__GIVEN PROBLEM__
Using the data below, tally the lines that include the string "text". Only the number is wanted.

Data entries
--- --- ---
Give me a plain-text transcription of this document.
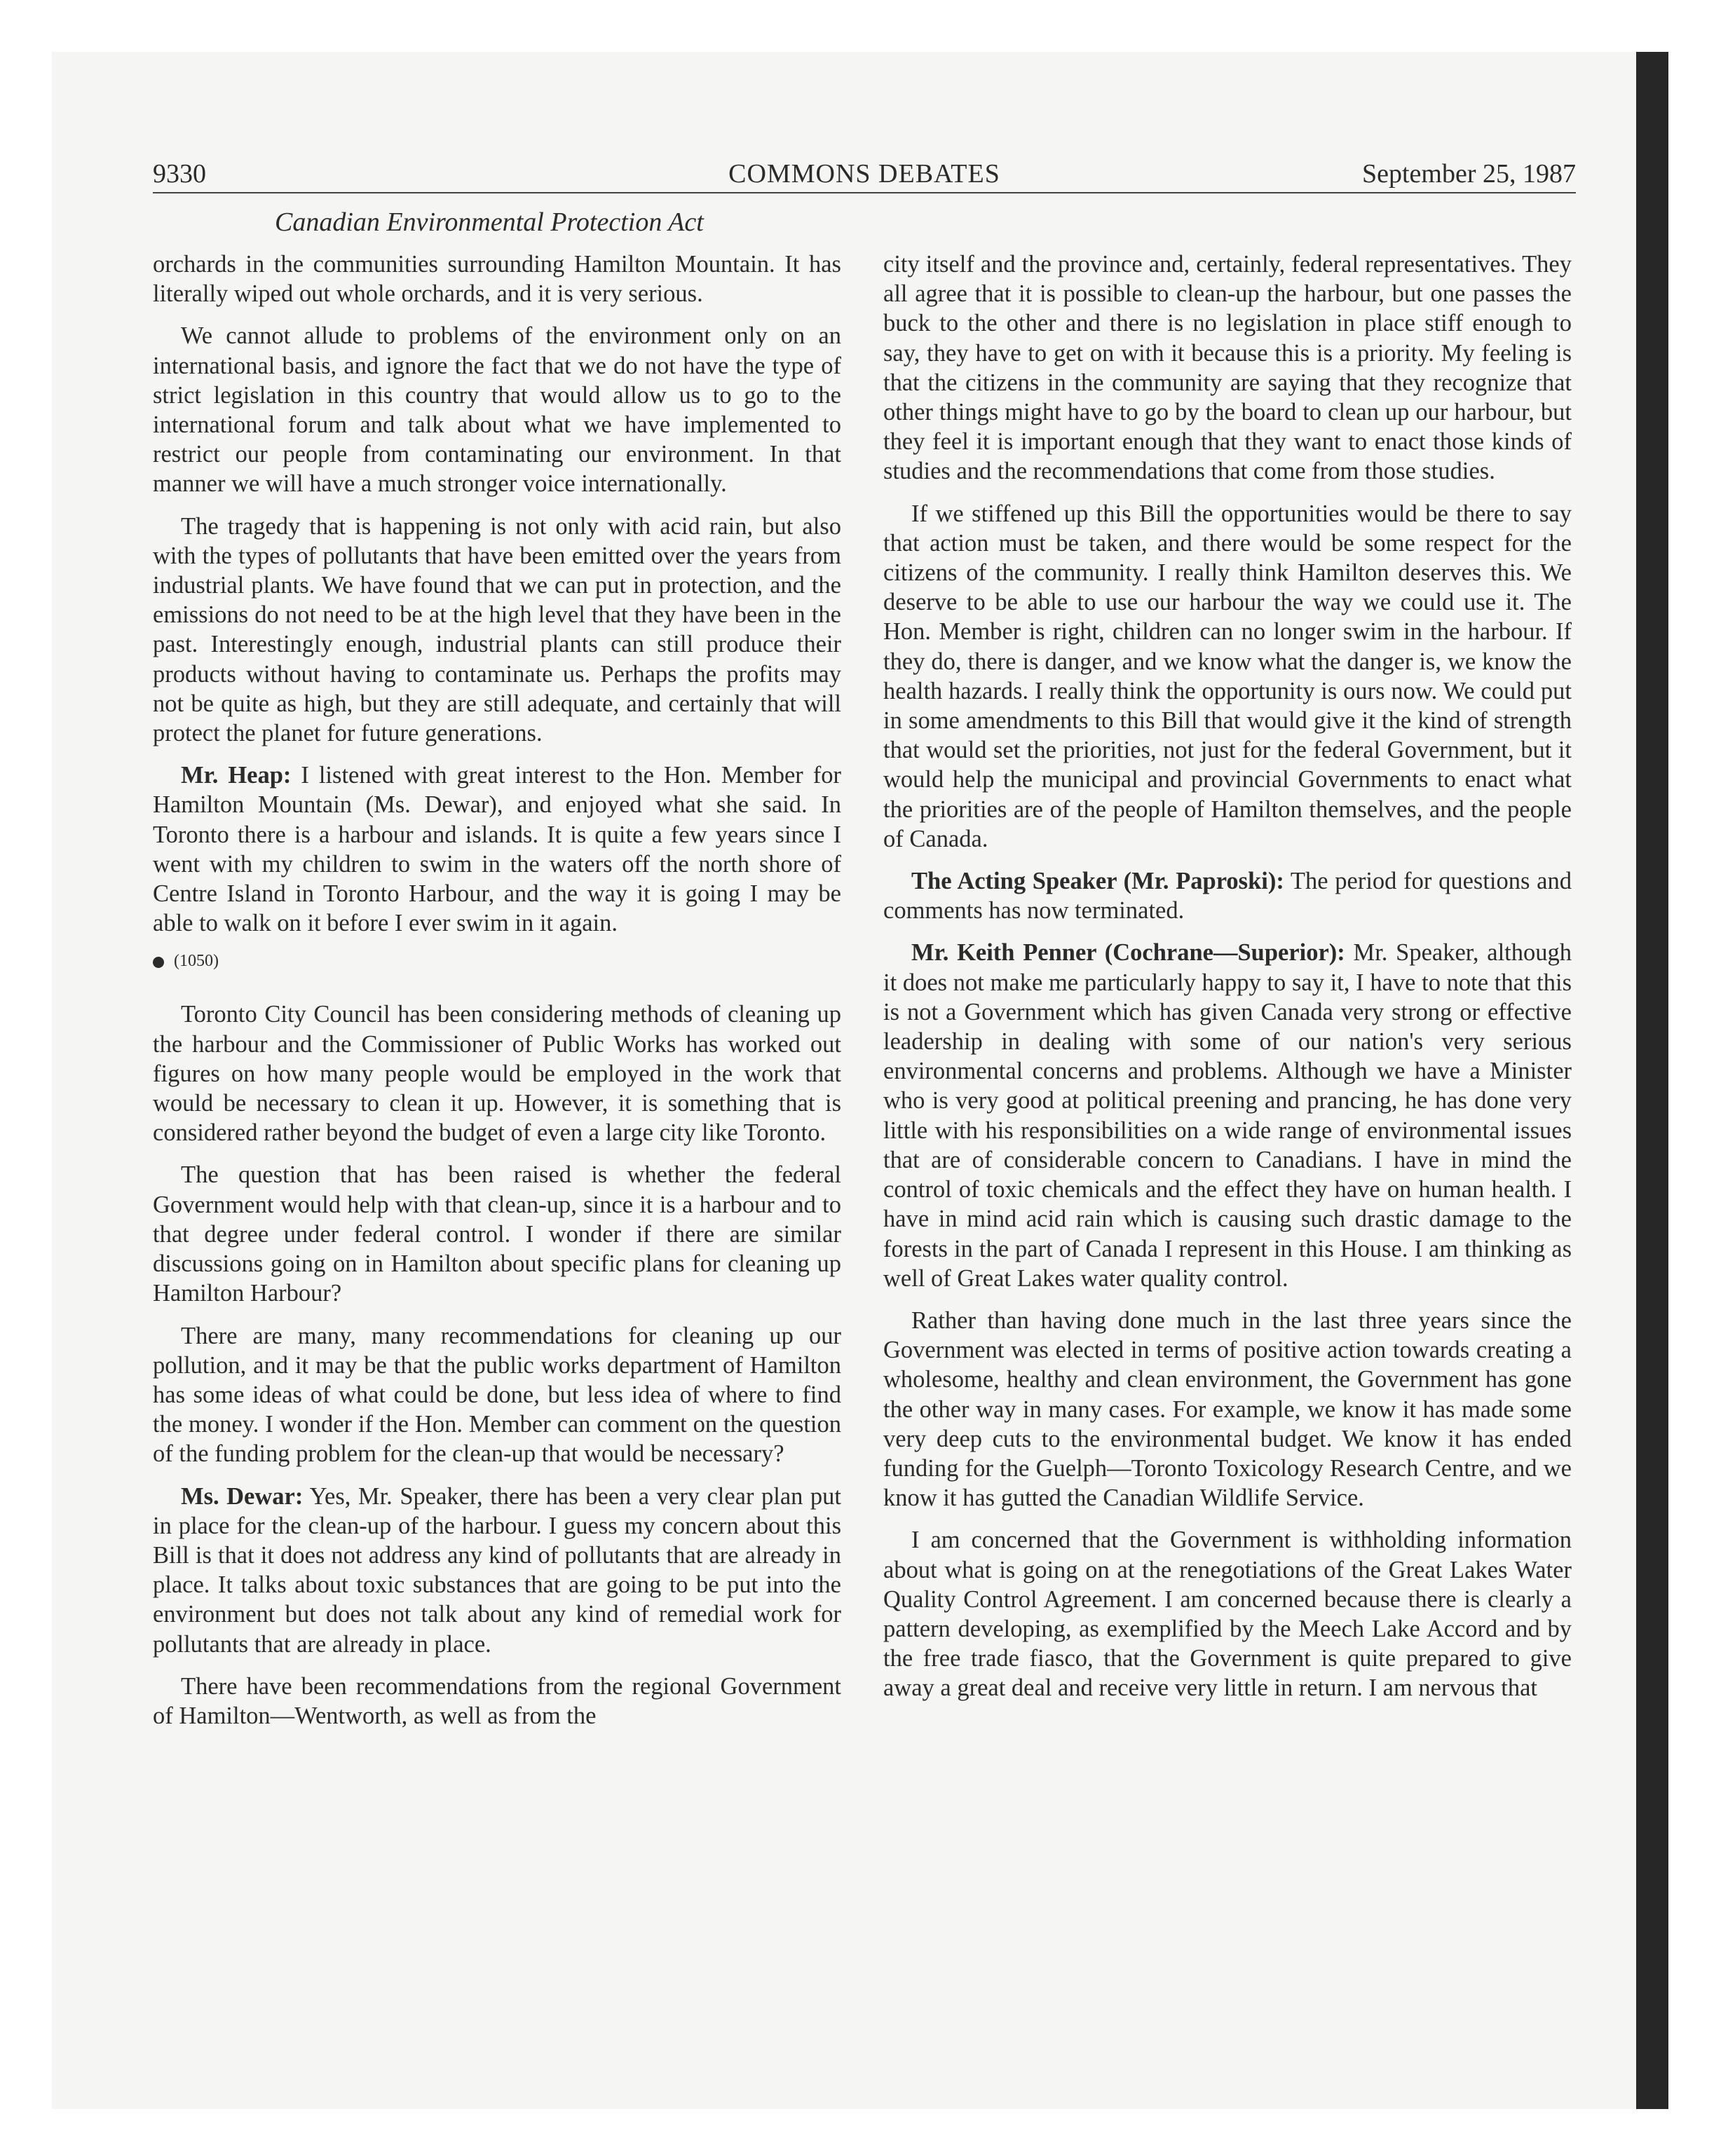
9330	COMMONS DEBATES	September 25, 1987
Canadian Environmental Protection Act

orchards in the communities surrounding Hamilton Mountain. It has literally wiped out whole orchards, and it is very serious.

We cannot allude to problems of the environment only on an international basis, and ignore the fact that we do not have the type of strict legislation in this country that would allow us to go to the international forum and talk about what we have implemented to restrict our people from contaminating our environment. In that manner we will have a much stronger voice internationally.

The tragedy that is happening is not only with acid rain, but also with the types of pollutants that have been emitted over the years from industrial plants. We have found that we can put in protection, and the emissions do not need to be at the high level that they have been in the past. Interestingly enough, industrial plants can still produce their products without having to contaminate us. Perhaps the profits may not be quite as high, but they are still adequate, and certainly that will protect the planet for future generations.

Mr. Heap: I listened with great interest to the Hon. Member for Hamilton Mountain (Ms. Dewar), and enjoyed what she said. In Toronto there is a harbour and islands. It is quite a few years since I went with my children to swim in the waters off the north shore of Centre Island in Toronto Harbour, and the way it is going I may be able to walk on it before I ever swim in it again.

(1050)

Toronto City Council has been considering methods of cleaning up the harbour and the Commissioner of Public Works has worked out figures on how many people would be employed in the work that would be necessary to clean it up. However, it is something that is considered rather beyond the budget of even a large city like Toronto.

The question that has been raised is whether the federal Government would help with that clean-up, since it is a harbour and to that degree under federal control. I wonder if there are similar discussions going on in Hamilton about specific plans for cleaning up Hamilton Harbour?

There are many, many recommendations for cleaning up our pollution, and it may be that the public works department of Hamilton has some ideas of what could be done, but less idea of where to find the money. I wonder if the Hon. Member can comment on the question of the funding problem for the clean-up that would be necessary?

Ms. Dewar: Yes, Mr. Speaker, there has been a very clear plan put in place for the clean-up of the harbour. I guess my concern about this Bill is that it does not address any kind of pollutants that are already in place. It talks about toxic substances that are going to be put into the environment but does not talk about any kind of remedial work for pollutants that are already in place.

There have been recommendations from the regional Government of Hamilton—Wentworth, as well as from the

city itself and the province and, certainly, federal representatives. They all agree that it is possible to clean-up the harbour, but one passes the buck to the other and there is no legislation in place stiff enough to say, they have to get on with it because this is a priority. My feeling is that the citizens in the community are saying that they recognize that other things might have to go by the board to clean up our harbour, but they feel it is important enough that they want to enact those kinds of studies and the recommendations that come from those studies.

If we stiffened up this Bill the opportunities would be there to say that action must be taken, and there would be some respect for the citizens of the community. I really think Hamilton deserves this. We deserve to be able to use our harbour the way we could use it. The Hon. Member is right, children can no longer swim in the harbour. If they do, there is danger, and we know what the danger is, we know the health hazards. I really think the opportunity is ours now. We could put in some amendments to this Bill that would give it the kind of strength that would set the priorities, not just for the federal Government, but it would help the municipal and provincial Governments to enact what the priorities are of the people of Hamilton themselves, and the people of Canada.

The Acting Speaker (Mr. Paproski): The period for questions and comments has now terminated.

Mr. Keith Penner (Cochrane—Superior): Mr. Speaker, although it does not make me particularly happy to say it, I have to note that this is not a Government which has given Canada very strong or effective leadership in dealing with some of our nation's very serious environmental concerns and problems. Although we have a Minister who is very good at political preening and prancing, he has done very little with his responsibilities on a wide range of environmental issues that are of considerable concern to Canadians. I have in mind the control of toxic chemicals and the effect they have on human health. I have in mind acid rain which is causing such drastic damage to the forests in the part of Canada I represent in this House. I am thinking as well of Great Lakes water quality control.

Rather than having done much in the last three years since the Government was elected in terms of positive action towards creating a wholesome, healthy and clean environment, the Government has gone the other way in many cases. For example, we know it has made some very deep cuts to the environmental budget. We know it has ended funding for the Guelph—Toronto Toxicology Research Centre, and we know it has gutted the Canadian Wildlife Service.

I am concerned that the Government is withholding information about what is going on at the renegotiations of the Great Lakes Water Quality Control Agreement. I am concerned because there is clearly a pattern developing, as exemplified by the Meech Lake Accord and by the free trade fiasco, that the Government is quite prepared to give away a great deal and receive very little in return. I am nervous that
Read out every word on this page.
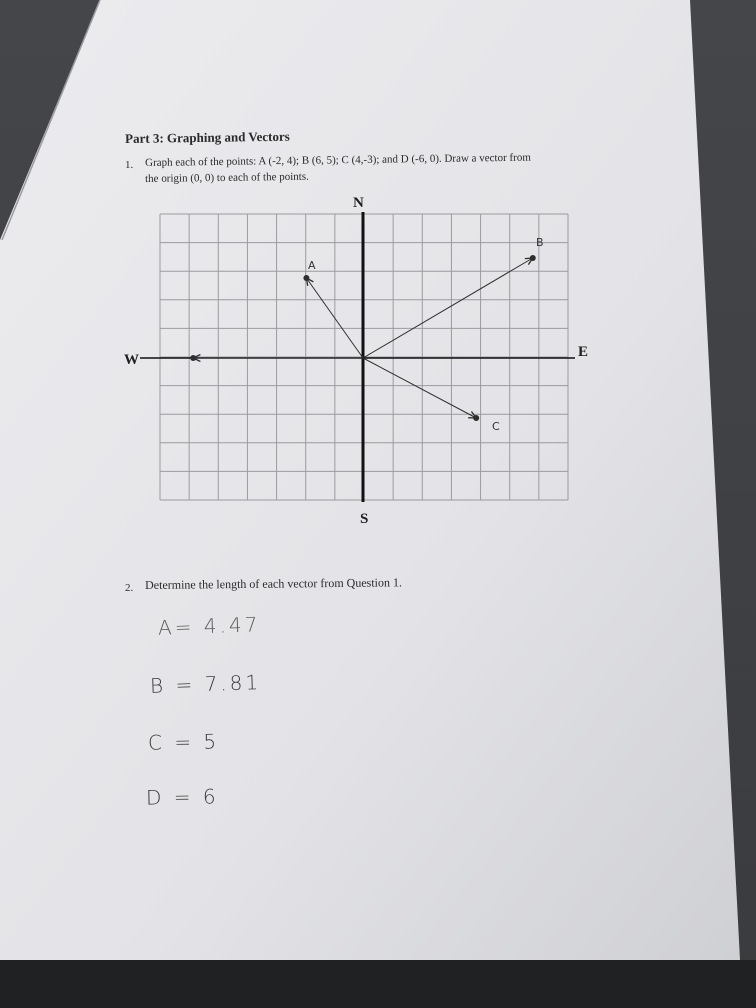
Part 3: Graphing and Vectors
1. Graph each of the points: A (-2, 4); B (6, 5); C (4,-3); and D (-6, 0). Draw a vector from
the origin (0, 0) to each of the points.
N
S
W	E
A
B
C
2. Determine the length of each vector from Question 1.
A= 4.47
B = 7.81
C = 5
D = 6
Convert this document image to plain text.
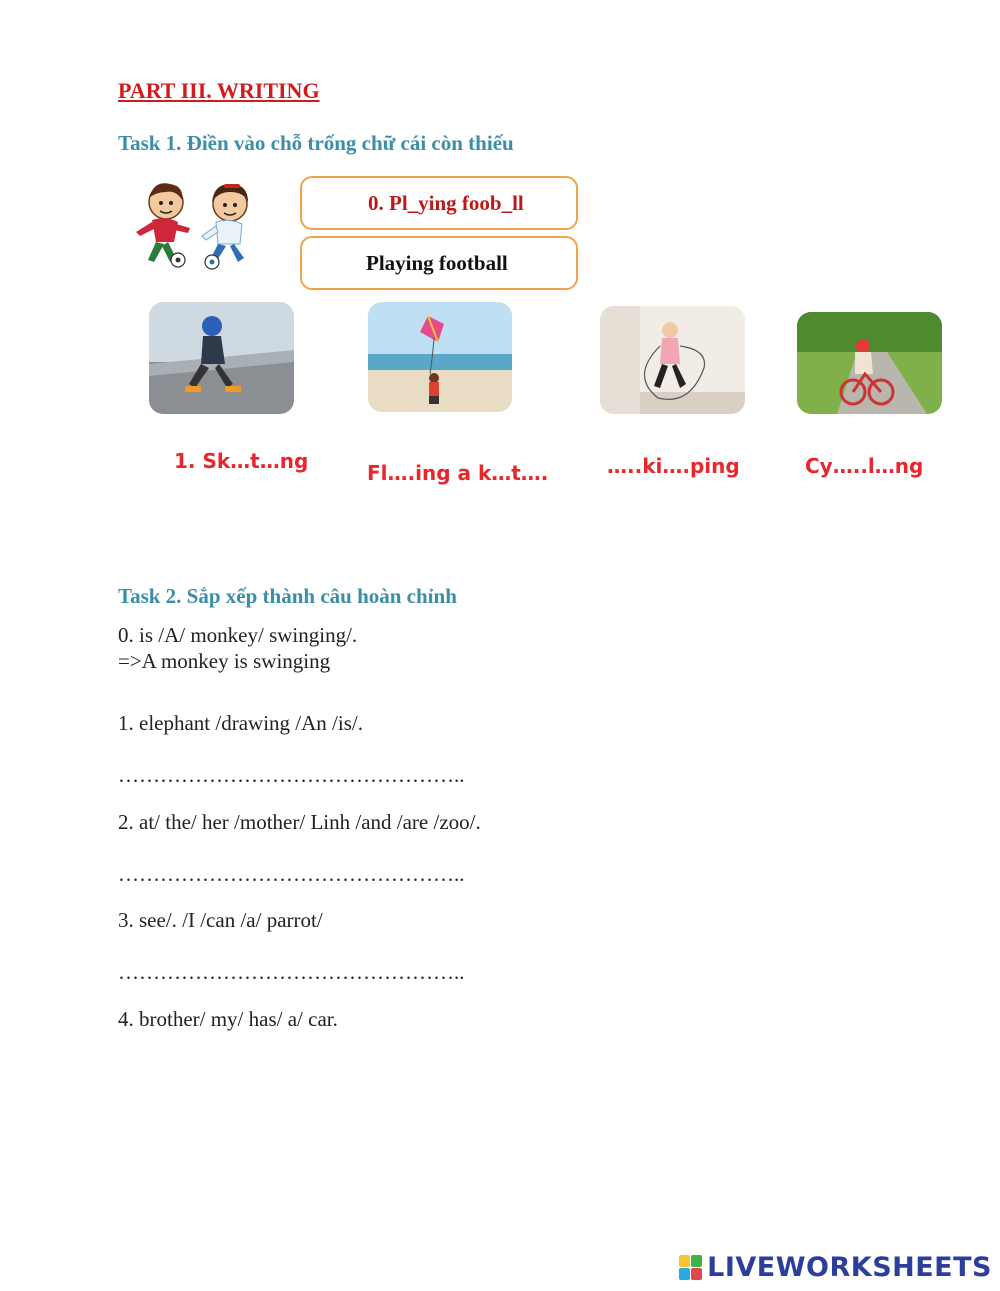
PART III. WRITING
Task 1. Điền vào chỗ trống chữ cái còn thiếu
0. Pl_ying foob_ll
Playing football
1. Sk…t…ng	Fl….ing a k…t….	…..ki….ping	Cy…..l…ng
Task 2. Sắp xếp thành câu hoàn chỉnh
0. is /A/ monkey/ swinging/.
=>A monkey is swinging
1. elephant /drawing /An /is/.
…………………………………………..
2. at/ the/ her /mother/ Linh /and /are /zoo/.
…………………………………………..
3. see/. /I /can /a/ parrot/
…………………………………………..
4. brother/ my/ has/ a/ car.
LIVEWORKSHEETS
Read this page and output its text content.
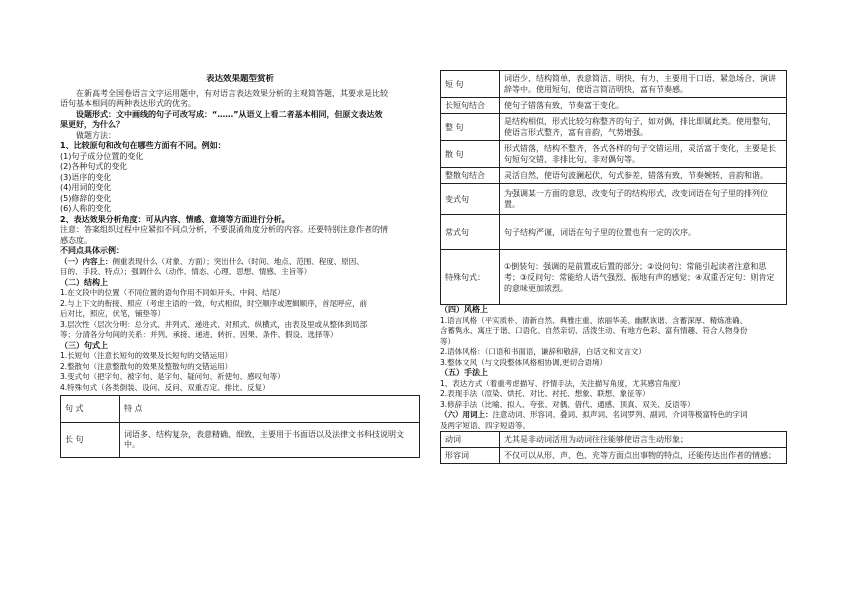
表达效果题型赏析
在新高考全国卷语言文字运用题中，有对语言表达效果分析的主观简答题，其要求是比较
语句基本相同的两种表达形式的优劣。
设题形式：文中画线的句子可改写成：“……”从语义上看二者基本相同，但原文表达效
果更好，为什么？
做题方法：
1、比较原句和改句在哪些方面有不同。例如：
(1)句子成分位置的变化
(2)各种句式的变化
(3)语序的变化
(4)用词的变化
(5)修辞的变化
(6)人称的变化
2、表达效果分析角度：可从内容、情感、意境等方面进行分析。
注意：答案组织过程中应紧扣不同点分析，不要混淆角度分析的内容。还要特别注意作者的情
感态度。
不同点具体示例：
（一）内容上：侧重表现什么（对象、方面）；突出什么（时间、地点、范围、程度、原因、
目的、手段、特点）；强调什么（动作、情态、心理、思想、情感、主旨等）
（二）结构上
1.在文段中的位置（不同位置的语句作用不同如开头、中间、结尾）
2.与上下文的衔接、照应（考虑主语的一致，句式相似，时空顺序或逻辑顺序，首尾呼应，前
后对比，照应，伏笔，铺垫等）
3.层次性（层次分明：总分式、并列式、递进式、对照式、纵横式，由表及里或从整体到局部
等；分清各分句间的关系：并列、承接、递进、转折、因果、条件、假设、选择等）
（三）句式上
1.长短句（注意长短句的效果及长短句的交错运用）
2.整散句（注意整散句的效果及整散句的交错运用）
3.变式句（把字句、被字句、是字句、疑问句、祈使句、感叹句等）
4.特殊句式（各类倒装、设问、反问、双重否定、排比、反复）
句 式	特 点
长 句	词语多、结构复杂，表意精确、细致，主要用于书面语以及法律文书科技说明文中。
短 句	词语少、结构简单，表意简洁、明快、有力，主要用于口语、紧急场合、演讲辞等中。使用短句，使语言简洁明快，富有节奏感。
长短句结合	使句子错落有致，节奏富于变化。
整 句	是结构相似，形式比较匀称整齐的句子，如对偶，排比即属此类。使用整句，使语言形式整齐，富有音韵，气势增强。
散 句	形式错落，结构不整齐，各式各样的句子交错运用，灵活富于变化，主要是长句短句交错、非排比句、非对偶句等。
整散句结合	灵活自然，使语句波澜起伏，句式参差，错落有致，节奏婉转，音韵和谐。
变式句	为强调某一方面的意思，改变句子的结构形式，改变词语在句子里的排列位置。
常式句	句子结构严谨，词语在句子里的位置也有一定的次序。
特殊句式：	①倒装句：强调的是前置或后置的部分；②设问句：常能引起读者注意和思考；③反问句：常能给人语气强烈、振地有声的感觉；④双重否定句：则肯定的意味更加浓烈。
（四）风格上
1.语言风格（平实质朴、清新自然、典雅庄重、浓丽华美、幽默诙谐、含蓄深厚、精炼准确、
含蓄隽永、寓庄于谐、口语化、自然亲切、活泼生动、有地方色彩、富有情趣、符合人物身份
等）
2.语体风格：（口语和书面语，谦辞和敬辞，白话文和文言文）
3.整体文风（与文段整体风格相协调,更切合语境）
（五）手法上
1、表达方式（着重考虑描写、抒情手法，关注描写角度，尤其感官角度）
2.表现手法（渲染、烘托、对比、衬托、想象、联想、象征等）
3.修辞手法（比喻、拟人、夸张、对偶、借代、通感、顶真、双关、反语等）
（六）用词上：注意动词、形容词、叠词、拟声词、名词罗列、副词、介词等极富特色的字词
及两字短语、四字短语等。
动词	尤其是非动词活用为动词往往能够使语言生动形象；
形容词	不仅可以从形、声、色、充等方面点出事物的特点，还能传达出作者的情感；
--- --- ---
__RESULT OF THE EXERCISE__
3